-- BEGIN Data shown --
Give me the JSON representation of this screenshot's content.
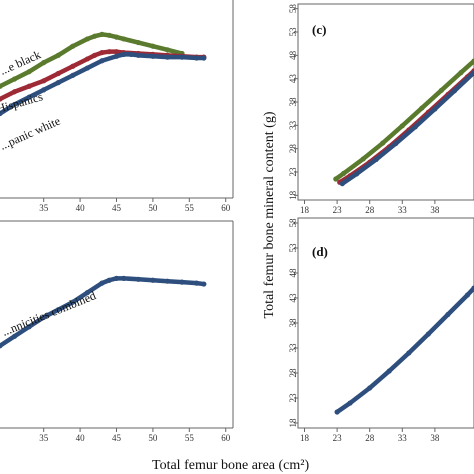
{
  "figure": {
    "xlabel": "Total femur bone area (cm²)",
    "ylabel": "Total femur bone mineral content (g)"
  },
  "chart_data": [
    {
      "panel": "top-left",
      "type": "line",
      "title": "",
      "x_ticks": [
        35,
        40,
        45,
        50,
        55,
        60
      ],
      "xlim": [
        29,
        61
      ],
      "ylim": [
        0,
        1
      ],
      "grid": false,
      "series": [
        {
          "name": "Non-Hispanic black",
          "color": "#5a7a2e",
          "x": [
            29,
            31,
            33,
            35,
            37,
            39,
            41,
            42,
            43,
            44,
            45,
            46,
            48,
            50,
            52,
            54
          ],
          "y": [
            0.57,
            0.61,
            0.65,
            0.7,
            0.74,
            0.79,
            0.83,
            0.845,
            0.855,
            0.85,
            0.84,
            0.83,
            0.81,
            0.79,
            0.77,
            0.75
          ]
        },
        {
          "name": "Hispanics",
          "color": "#9e2a36",
          "x": [
            29,
            31,
            33,
            35,
            37,
            39,
            41,
            42,
            43,
            44,
            45,
            46,
            48,
            50,
            52,
            54,
            56,
            57
          ],
          "y": [
            0.5,
            0.54,
            0.57,
            0.6,
            0.64,
            0.68,
            0.72,
            0.74,
            0.755,
            0.76,
            0.76,
            0.755,
            0.75,
            0.745,
            0.74,
            0.735,
            0.73,
            0.73
          ]
        },
        {
          "name": "Non-Hispanic white",
          "color": "#2e4f7e",
          "x": [
            29,
            31,
            33,
            35,
            37,
            39,
            41,
            43,
            45,
            46,
            47,
            48,
            50,
            52,
            54,
            56,
            57
          ],
          "y": [
            0.42,
            0.47,
            0.51,
            0.55,
            0.59,
            0.63,
            0.67,
            0.71,
            0.735,
            0.745,
            0.745,
            0.74,
            0.735,
            0.73,
            0.73,
            0.725,
            0.725
          ]
        }
      ],
      "labels": [
        "...e black",
        "Hispanics",
        "...panic white"
      ]
    },
    {
      "panel": "(c)",
      "type": "line",
      "title": "(c)",
      "x_ticks": [
        18,
        23,
        28,
        33,
        38
      ],
      "y_ticks": [
        18,
        23,
        28,
        33,
        38,
        43,
        48,
        53,
        58
      ],
      "xlim": [
        17,
        44
      ],
      "ylim": [
        17,
        59
      ],
      "grid": false,
      "series": [
        {
          "name": "",
          "color": "#5a7a2e",
          "x": [
            22.8,
            24,
            27,
            30,
            33,
            36,
            39,
            42,
            44
          ],
          "y": [
            21.5,
            22.7,
            25.8,
            29.2,
            32.9,
            36.7,
            40.5,
            44.3,
            46.8
          ]
        },
        {
          "name": "",
          "color": "#9e2a36",
          "x": [
            23.4,
            25,
            28,
            31,
            34,
            37,
            40,
            43,
            44
          ],
          "y": [
            20.8,
            22.2,
            25.1,
            28.4,
            32.0,
            35.8,
            39.6,
            43.4,
            44.7
          ]
        },
        {
          "name": "",
          "color": "#2e4f7e",
          "x": [
            23.8,
            26,
            29,
            32,
            35,
            38,
            41,
            44
          ],
          "y": [
            20.5,
            22.6,
            25.7,
            29.1,
            32.7,
            36.5,
            40.4,
            44.3
          ]
        }
      ]
    },
    {
      "panel": "bottom-left",
      "type": "line",
      "title": "",
      "x_ticks": [
        35,
        40,
        45,
        50,
        55,
        60
      ],
      "xlim": [
        29,
        61
      ],
      "ylim": [
        0,
        1
      ],
      "grid": false,
      "series": [
        {
          "name": "...nnicities combined",
          "color": "#2e4f7e",
          "x": [
            29,
            31,
            33,
            35,
            37,
            39,
            41,
            43,
            44,
            45,
            46,
            48,
            50,
            52,
            54,
            56,
            57
          ],
          "y": [
            0.38,
            0.43,
            0.48,
            0.53,
            0.57,
            0.61,
            0.66,
            0.71,
            0.725,
            0.735,
            0.735,
            0.73,
            0.725,
            0.72,
            0.715,
            0.71,
            0.705
          ]
        }
      ],
      "labels": [
        "...nnicities combined"
      ]
    },
    {
      "panel": "(d)",
      "type": "line",
      "title": "(d)",
      "x_ticks": [
        18,
        23,
        28,
        33,
        38
      ],
      "y_ticks": [
        18,
        23,
        28,
        33,
        38,
        43,
        48,
        53,
        58
      ],
      "xlim": [
        17,
        44
      ],
      "ylim": [
        17,
        59
      ],
      "grid": false,
      "series": [
        {
          "name": "",
          "color": "#2e4f7e",
          "x": [
            23,
            25,
            28,
            31,
            34,
            37,
            40,
            43,
            44
          ],
          "y": [
            20.2,
            22.0,
            25.0,
            28.4,
            32.0,
            35.8,
            39.7,
            43.6,
            45.0
          ]
        }
      ]
    }
  ]
}
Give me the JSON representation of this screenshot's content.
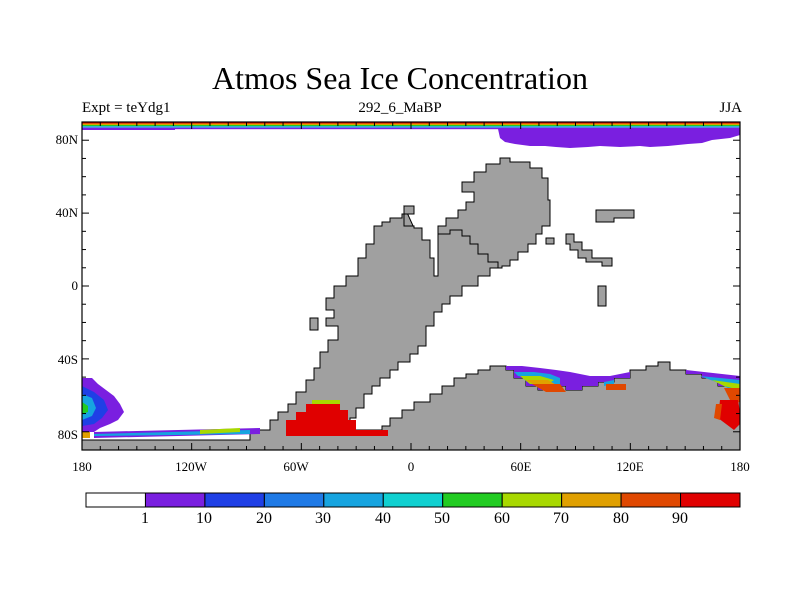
-- END Data shown --
### Instructions to follow
Print the records word for word and exclude any picture they hold.

### Exercise answer
Give me the JSON representation of this screenshot's content.
{
  "figure": {
    "xlabel": "Total femur bone area (cm²)",
    "ylabel": "Total femur bone mineral content (g)"
  },
  "chart_data": [
    {
      "panel": "top-left",
      "type": "line",
      "title": "",
      "x_ticks": [
        35,
        40,
        45,
        50,
        55,
        60
      ],
      "xlim": [
        29,
        61
      ],
      "ylim": [
        0,
        1
      ],
      "grid": false,
      "series": [
        {
          "name": "Non-Hispanic black",
          "color": "#5a7a2e",
          "x": [
            29,
            31,
            33,
            35,
            37,
            39,
            41,
            42,
            43,
            44,
            45,
            46,
            48,
            50,
            52,
            54
          ],
          "y": [
            0.57,
            0.61,
            0.65,
            0.7,
            0.74,
            0.79,
            0.83,
            0.845,
            0.855,
            0.85,
            0.84,
            0.83,
            0.81,
            0.79,
            0.77,
            0.75
          ]
        },
        {
          "name": "Hispanics",
          "color": "#9e2a36",
          "x": [
            29,
            31,
            33,
            35,
            37,
            39,
            41,
            42,
            43,
            44,
            45,
            46,
            48,
            50,
            52,
            54,
            56,
            57
          ],
          "y": [
            0.5,
            0.54,
            0.57,
            0.6,
            0.64,
            0.68,
            0.72,
            0.74,
            0.755,
            0.76,
            0.76,
            0.755,
            0.75,
            0.745,
            0.74,
            0.735,
            0.73,
            0.73
          ]
        },
        {
          "name": "Non-Hispanic white",
          "color": "#2e4f7e",
          "x": [
            29,
            31,
            33,
            35,
            37,
            39,
            41,
            43,
            45,
            46,
            47,
            48,
            50,
            52,
            54,
            56,
            57
          ],
          "y": [
            0.42,
            0.47,
            0.51,
            0.55,
            0.59,
            0.63,
            0.67,
            0.71,
            0.735,
            0.745,
            0.745,
            0.74,
            0.735,
            0.73,
            0.73,
            0.725,
            0.725
          ]
        }
      ],
      "labels": [
        "...e black",
        "Hispanics",
        "...panic white"
      ]
    },
    {
      "panel": "(c)",
      "type": "line",
      "title": "(c)",
      "x_ticks": [
        18,
        23,
        28,
        33,
        38
      ],
      "y_ticks": [
        18,
        23,
        28,
        33,
        38,
        43,
        48,
        53,
        58
      ],
      "xlim": [
        17,
        44
      ],
      "ylim": [
        17,
        59
      ],
      "grid": false,
      "series": [
        {
          "name": "",
          "color": "#5a7a2e",
          "x": [
            22.8,
            24,
            27,
            30,
            33,
            36,
            39,
            42,
            44
          ],
          "y": [
            21.5,
            22.7,
            25.8,
            29.2,
            32.9,
            36.7,
            40.5,
            44.3,
            46.8
          ]
        },
        {
          "name": "",
          "color": "#9e2a36",
          "x": [
            23.4,
            25,
            28,
            31,
            34,
            37,
            40,
            43,
            44
          ],
          "y": [
            20.8,
            22.2,
            25.1,
            28.4,
            32.0,
            35.8,
            39.6,
            43.4,
            44.7
          ]
        },
        {
          "name": "",
          "color": "#2e4f7e",
          "x": [
            23.8,
            26,
            29,
            32,
            35,
            38,
            41,
            44
          ],
          "y": [
            20.5,
            22.6,
            25.7,
            29.1,
            32.7,
            36.5,
            40.4,
            44.3
          ]
        }
      ]
    },
    {
      "panel": "bottom-left",
      "type": "line",
      "title": "",
      "x_ticks": [
        35,
        40,
        45,
        50,
        55,
        60
      ],
      "xlim": [
        29,
        61
      ],
      "ylim": [
        0,
        1
      ],
      "grid": false,
      "series": [
        {
          "name": "...nnicities combined",
          "color": "#2e4f7e",
          "x": [
            29,
            31,
            33,
            35,
            37,
            39,
            41,
            43,
            44,
            45,
            46,
            48,
            50,
            52,
            54,
            56,
            57
          ],
          "y": [
            0.38,
            0.43,
            0.48,
            0.53,
            0.57,
            0.61,
            0.66,
            0.71,
            0.725,
            0.735,
            0.735,
            0.73,
            0.725,
            0.72,
            0.715,
            0.71,
            0.705
          ]
        }
      ],
      "labels": [
        "...nnicities combined"
      ]
    },
    {
      "panel": "(d)",
      "type": "line",
      "title": "(d)",
      "x_ticks": [
        18,
        23,
        28,
        33,
        38
      ],
      "y_ticks": [
        18,
        23,
        28,
        33,
        38,
        43,
        48,
        53,
        58
      ],
      "xlim": [
        17,
        44
      ],
      "ylim": [
        17,
        59
      ],
      "grid": false,
      "series": [
        {
          "name": "",
          "color": "#2e4f7e",
          "x": [
            23,
            25,
            28,
            31,
            34,
            37,
            40,
            43,
            44
          ],
          "y": [
            20.2,
            22.0,
            25.0,
            28.4,
            32.0,
            35.8,
            39.7,
            43.6,
            45.0
          ]
        }
      ]
    }
  ]
}
Give me the JSON representation of this screenshot's content.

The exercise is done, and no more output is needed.